• _Exercise objective_
Quote the records that follow in full and exactly; leave out the pictures.

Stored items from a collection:
════
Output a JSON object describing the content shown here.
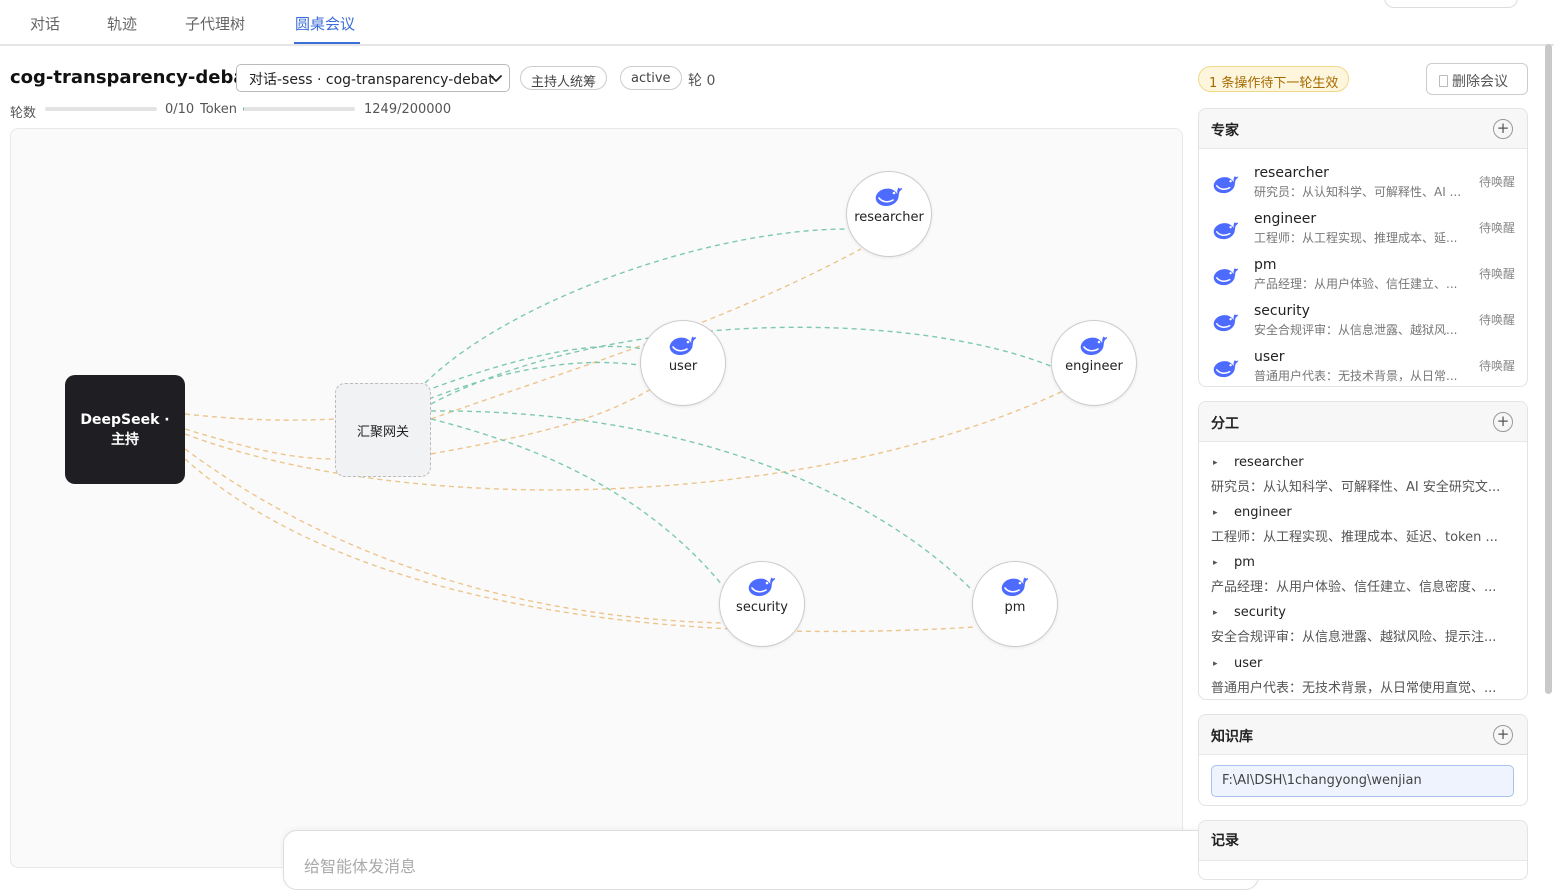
{
  "tabs": [
    {
      "label": "对话"
    },
    {
      "label": "轨迹"
    },
    {
      "label": "子代理树"
    },
    {
      "label": "圆桌会议"
    }
  ],
  "header": {
    "title": "cog-transparency-debate",
    "session_select_value": "对话-sess · cog-transparency-debat",
    "mode_pill": "主持人统筹",
    "status_pill": "active",
    "round_label": "轮 0"
  },
  "progress": {
    "rounds_label": "轮数",
    "rounds_value": "0/10",
    "rounds_fraction": 0.0,
    "token_label": "Token",
    "token_value": "1249/200000",
    "token_fraction": 0.006
  },
  "graph": {
    "host_label": "DeepSeek · 主持",
    "gateway_label": "汇聚网关",
    "nodes": [
      {
        "id": "researcher",
        "label": "researcher"
      },
      {
        "id": "user",
        "label": "user"
      },
      {
        "id": "engineer",
        "label": "engineer"
      },
      {
        "id": "security",
        "label": "security"
      },
      {
        "id": "pm",
        "label": "pm"
      }
    ],
    "link_colors": {
      "host_link": "#ecc58d",
      "gateway_link": "#7ec9ae"
    }
  },
  "composer": {
    "placeholder": "给智能体发消息"
  },
  "right_panel": {
    "pending_notice": "1 条操作待下一轮生效",
    "delete_label": "删除会议",
    "experts_title": "专家",
    "experts": [
      {
        "name": "researcher",
        "desc": "研究员：从认知科学、可解释性、AI ...",
        "status": "待唤醒"
      },
      {
        "name": "engineer",
        "desc": "工程师：从工程实现、推理成本、延...",
        "status": "待唤醒"
      },
      {
        "name": "pm",
        "desc": "产品经理：从用户体验、信任建立、...",
        "status": "待唤醒"
      },
      {
        "name": "security",
        "desc": "安全合规评审：从信息泄露、越狱风...",
        "status": "待唤醒"
      },
      {
        "name": "user",
        "desc": "普通用户代表：无技术背景，从日常...",
        "status": "待唤醒"
      }
    ],
    "roles_title": "分工",
    "roles": [
      {
        "name": "researcher",
        "desc": "研究员：从认知科学、可解释性、AI 安全研究文..."
      },
      {
        "name": "engineer",
        "desc": "工程师：从工程实现、推理成本、延迟、token ..."
      },
      {
        "name": "pm",
        "desc": "产品经理：从用户体验、信任建立、信息密度、..."
      },
      {
        "name": "security",
        "desc": "安全合规评审：从信息泄露、越狱风险、提示注..."
      },
      {
        "name": "user",
        "desc": "普通用户代表：无技术背景，从日常使用直觉、..."
      }
    ],
    "kb_title": "知识库",
    "kb_path": "F:\\AI\\DSH\\1changyong\\wenjian",
    "records_title": "记录"
  },
  "colors": {
    "accent": "#3b6fd8",
    "whale": "#4d6bfe",
    "host_bg": "#1f1f23"
  }
}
════
• _Finished exercise_
Output a JSON object describing the content shown here.
{
  "tabs": [
    {
      "label": "对话"
    },
    {
      "label": "轨迹"
    },
    {
      "label": "子代理树"
    },
    {
      "label": "圆桌会议"
    }
  ],
  "header": {
    "title": "cog-transparency-debate",
    "session_select_value": "对话-sess · cog-transparency-debat",
    "mode_pill": "主持人统筹",
    "status_pill": "active",
    "round_label": "轮 0"
  },
  "progress": {
    "rounds_label": "轮数",
    "rounds_value": "0/10",
    "rounds_fraction": 0.0,
    "token_label": "Token",
    "token_value": "1249/200000",
    "token_fraction": 0.006
  },
  "graph": {
    "host_label": "DeepSeek · 主持",
    "gateway_label": "汇聚网关",
    "nodes": [
      {
        "id": "researcher",
        "label": "researcher"
      },
      {
        "id": "user",
        "label": "user"
      },
      {
        "id": "engineer",
        "label": "engineer"
      },
      {
        "id": "security",
        "label": "security"
      },
      {
        "id": "pm",
        "label": "pm"
      }
    ],
    "link_colors": {
      "host_link": "#ecc58d",
      "gateway_link": "#7ec9ae"
    }
  },
  "composer": {
    "placeholder": "给智能体发消息"
  },
  "right_panel": {
    "pending_notice": "1 条操作待下一轮生效",
    "delete_label": "删除会议",
    "experts_title": "专家",
    "experts": [
      {
        "name": "researcher",
        "desc": "研究员：从认知科学、可解释性、AI ...",
        "status": "待唤醒"
      },
      {
        "name": "engineer",
        "desc": "工程师：从工程实现、推理成本、延...",
        "status": "待唤醒"
      },
      {
        "name": "pm",
        "desc": "产品经理：从用户体验、信任建立、...",
        "status": "待唤醒"
      },
      {
        "name": "security",
        "desc": "安全合规评审：从信息泄露、越狱风...",
        "status": "待唤醒"
      },
      {
        "name": "user",
        "desc": "普通用户代表：无技术背景，从日常...",
        "status": "待唤醒"
      }
    ],
    "roles_title": "分工",
    "roles": [
      {
        "name": "researcher",
        "desc": "研究员：从认知科学、可解释性、AI 安全研究文..."
      },
      {
        "name": "engineer",
        "desc": "工程师：从工程实现、推理成本、延迟、token ..."
      },
      {
        "name": "pm",
        "desc": "产品经理：从用户体验、信任建立、信息密度、..."
      },
      {
        "name": "security",
        "desc": "安全合规评审：从信息泄露、越狱风险、提示注..."
      },
      {
        "name": "user",
        "desc": "普通用户代表：无技术背景，从日常使用直觉、..."
      }
    ],
    "kb_title": "知识库",
    "kb_path": "F:\\AI\\DSH\\1changyong\\wenjian",
    "records_title": "记录"
  },
  "colors": {
    "accent": "#3b6fd8",
    "whale": "#4d6bfe",
    "host_bg": "#1f1f23"
  }
}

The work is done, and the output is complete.